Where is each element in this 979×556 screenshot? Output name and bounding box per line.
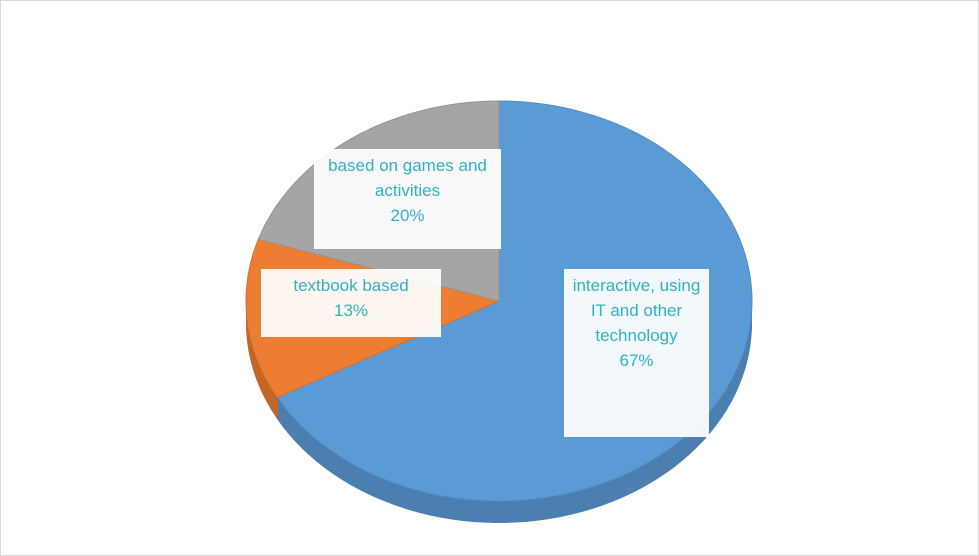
data-label: based on games and activities 20% (314, 149, 501, 249)
label-value: 13% (333, 301, 369, 320)
label-category: based on games and activities (328, 156, 487, 200)
label-value: 67% (619, 351, 654, 370)
data-label: interactive, using IT and other technolo… (564, 269, 709, 437)
data-label: textbook based 13% (261, 269, 441, 337)
label-value: 20% (390, 206, 425, 225)
label-category: interactive, using IT and other technolo… (572, 276, 701, 345)
label-category: textbook based (293, 276, 409, 295)
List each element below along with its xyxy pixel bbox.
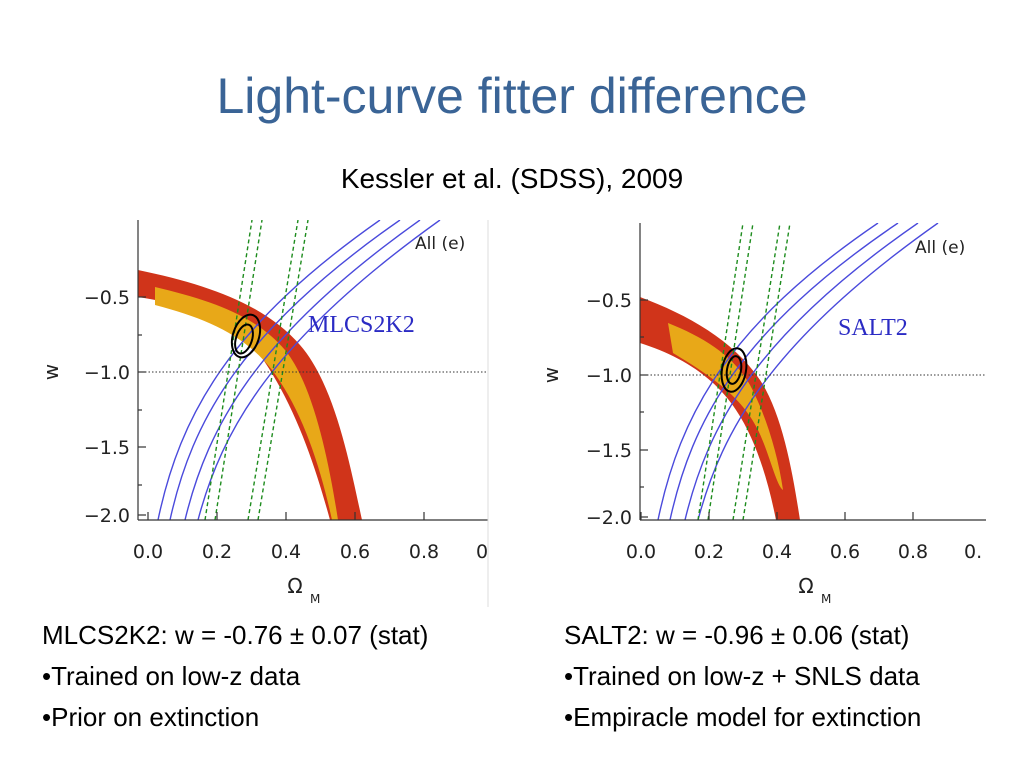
caption-salt2: SALT2: w = -0.96 ± 0.06 (stat) •Trained …	[564, 615, 921, 738]
y-axis-label: w	[539, 367, 563, 383]
caption-result-line: MLCS2K2: w = -0.76 ± 0.07 (stat)	[42, 620, 429, 650]
caption-result-line: SALT2: w = -0.96 ± 0.06 (stat)	[564, 620, 910, 650]
combined-contour-outer	[720, 347, 748, 393]
combined-contour-inner	[725, 355, 743, 385]
panel-tag: All (e)	[415, 234, 465, 254]
caption-bullet: •Trained on low-z data	[42, 661, 301, 691]
inner-contour-68	[668, 323, 783, 490]
combined-contour-outer	[230, 313, 262, 359]
xtick-label: 0.8	[898, 541, 928, 563]
panel-tag: All (e)	[915, 238, 965, 258]
bao-constraint-lines	[204, 220, 309, 520]
contour-plot-mlcs2k2: −0.5 −1.0 −1.5 −2.0 0.0 0.2 0.4 0.6 0.8 …	[40, 220, 490, 607]
bao-constraint-lines	[697, 223, 791, 520]
ytick-label: −2.0	[84, 505, 130, 527]
contour-plot-salt2: −0.5 −1.0 −1.5 −2.0 0.0 0.2 0.4 0.6 0.8 …	[539, 223, 986, 606]
xtick-label: 0.6	[340, 541, 370, 563]
ytick-label: −1.5	[84, 437, 130, 459]
ytick-label: −2.0	[586, 507, 632, 529]
cmb-constraint-lines	[657, 223, 939, 520]
xtick-label: 0.6	[830, 541, 860, 563]
xtick-label: 0.2	[202, 541, 232, 563]
xtick-label: 0.0	[133, 541, 163, 563]
figure-salt2: −0.5 −1.0 −1.5 −2.0 0.0 0.2 0.4 0.6 0.8 …	[538, 215, 988, 607]
plot-area	[640, 223, 986, 520]
caption-bullet: •Empiracle model for extinction	[564, 702, 922, 732]
figure-mlcs2k2: −0.5 −1.0 −1.5 −2.0 0.0 0.2 0.4 0.6 0.8 …	[40, 215, 490, 607]
slide-title: Light-curve fitter difference	[216, 68, 808, 124]
x-axis-label-subscript: M	[821, 592, 831, 606]
ytick-label: −1.0	[586, 365, 632, 387]
cmb-constraint-lines	[157, 220, 441, 520]
xtick-label: 0.8	[409, 541, 439, 563]
slide-subtitle: Kessler et al. (SDSS), 2009	[340, 163, 684, 194]
x-axis-label: Ω	[287, 574, 302, 598]
fitter-label: MLCS2K2	[308, 312, 415, 338]
x-axis-label-subscript: M	[310, 592, 320, 606]
caption-bullet: •Trained on low-z + SNLS data	[564, 661, 920, 691]
xtick-label: 0.4	[271, 541, 301, 563]
combined-contour-inner	[234, 323, 254, 355]
fitter-label: SALT2	[838, 315, 908, 341]
xtick-label: 0.	[964, 541, 982, 563]
inner-contour-68	[155, 287, 338, 520]
caption-mlcs2k2: MLCS2K2: w = -0.76 ± 0.07 (stat) •Traine…	[42, 615, 428, 738]
x-axis-label: Ω	[798, 574, 813, 598]
xtick-label: 0.4	[762, 541, 792, 563]
ytick-label: −1.5	[586, 440, 632, 462]
ytick-label: −0.5	[586, 290, 632, 312]
ytick-label: −0.5	[84, 287, 130, 309]
xtick-label: 0.0	[626, 541, 656, 563]
xtick-label: 0.	[476, 541, 490, 563]
caption-bullet: •Prior on extinction	[42, 702, 260, 732]
ytick-label: −1.0	[84, 362, 130, 384]
xtick-label: 0.2	[694, 541, 724, 563]
y-axis-label: w	[40, 364, 63, 380]
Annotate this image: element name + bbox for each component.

### Stated problem:
Reproduce every line of the data above verbatim, leaving out the picture placeholders.

### Solution for this task:
Where is each element in this 979×556 screenshot? Output name and bounding box per line.
data-label: based on games and activities 20% (314, 149, 501, 249)
label-value: 13% (333, 301, 369, 320)
label-category: based on games and activities (328, 156, 487, 200)
label-value: 67% (619, 351, 654, 370)
data-label: interactive, using IT and other technolo… (564, 269, 709, 437)
data-label: textbook based 13% (261, 269, 441, 337)
label-value: 20% (390, 206, 425, 225)
label-category: interactive, using IT and other technolo… (572, 276, 701, 345)
label-category: textbook based (293, 276, 409, 295)
List each element below along with its xyxy pixel bbox.
caption-salt2: SALT2: w = -0.96 ± 0.06 (stat) •Trained …	[564, 615, 921, 738]
y-axis-label: w	[539, 367, 563, 383]
caption-result-line: MLCS2K2: w = -0.76 ± 0.07 (stat)	[42, 620, 429, 650]
caption-result-line: SALT2: w = -0.96 ± 0.06 (stat)	[564, 620, 910, 650]
combined-contour-outer	[720, 347, 748, 393]
combined-contour-inner	[725, 355, 743, 385]
panel-tag: All (e)	[415, 234, 465, 254]
caption-bullet: •Trained on low-z data	[42, 661, 301, 691]
inner-contour-68	[668, 323, 783, 490]
combined-contour-outer	[230, 313, 262, 359]
xtick-label: 0.8	[898, 541, 928, 563]
panel-tag: All (e)	[915, 238, 965, 258]
bao-constraint-lines	[204, 220, 309, 520]
contour-plot-mlcs2k2: −0.5 −1.0 −1.5 −2.0 0.0 0.2 0.4 0.6 0.8 …	[40, 220, 490, 607]
bao-constraint-lines	[697, 223, 791, 520]
ytick-label: −2.0	[84, 505, 130, 527]
contour-plot-salt2: −0.5 −1.0 −1.5 −2.0 0.0 0.2 0.4 0.6 0.8 …	[539, 223, 986, 606]
xtick-label: 0.6	[340, 541, 370, 563]
ytick-label: −1.5	[84, 437, 130, 459]
ytick-label: −2.0	[586, 507, 632, 529]
cmb-constraint-lines	[657, 223, 939, 520]
xtick-label: 0.6	[830, 541, 860, 563]
xtick-label: 0.2	[202, 541, 232, 563]
xtick-label: 0.0	[133, 541, 163, 563]
figure-salt2: −0.5 −1.0 −1.5 −2.0 0.0 0.2 0.4 0.6 0.8 …	[538, 215, 988, 607]
plot-area	[640, 223, 986, 520]
caption-bullet: •Empiracle model for extinction	[564, 702, 922, 732]
figure-mlcs2k2: −0.5 −1.0 −1.5 −2.0 0.0 0.2 0.4 0.6 0.8 …	[40, 215, 490, 607]
slide-title: Light-curve fitter difference	[216, 68, 808, 124]
x-axis-label-subscript: M	[821, 592, 831, 606]
ytick-label: −1.0	[586, 365, 632, 387]
cmb-constraint-lines	[157, 220, 441, 520]
xtick-label: 0.8	[409, 541, 439, 563]
slide-subtitle: Kessler et al. (SDSS), 2009	[340, 163, 684, 194]
x-axis-label: Ω	[287, 574, 302, 598]
fitter-label: MLCS2K2	[308, 312, 415, 338]
x-axis-label-subscript: M	[310, 592, 320, 606]
caption-bullet: •Trained on low-z + SNLS data	[564, 661, 920, 691]
xtick-label: 0.4	[271, 541, 301, 563]
combined-contour-inner	[234, 323, 254, 355]
fitter-label: SALT2	[838, 315, 908, 341]
xtick-label: 0.	[964, 541, 982, 563]
inner-contour-68	[155, 287, 338, 520]
caption-mlcs2k2: MLCS2K2: w = -0.76 ± 0.07 (stat) •Traine…	[42, 615, 428, 738]
x-axis-label: Ω	[798, 574, 813, 598]
xtick-label: 0.4	[762, 541, 792, 563]
ytick-label: −1.5	[586, 440, 632, 462]
ytick-label: −0.5	[586, 290, 632, 312]
ytick-label: −0.5	[84, 287, 130, 309]
xtick-label: 0.0	[626, 541, 656, 563]
xtick-label: 0.	[476, 541, 490, 563]
caption-bullet: •Prior on extinction	[42, 702, 260, 732]
ytick-label: −1.0	[84, 362, 130, 384]
xtick-label: 0.2	[694, 541, 724, 563]
y-axis-label: w	[40, 364, 63, 380]
Annotate this image: element name + bbox for each component.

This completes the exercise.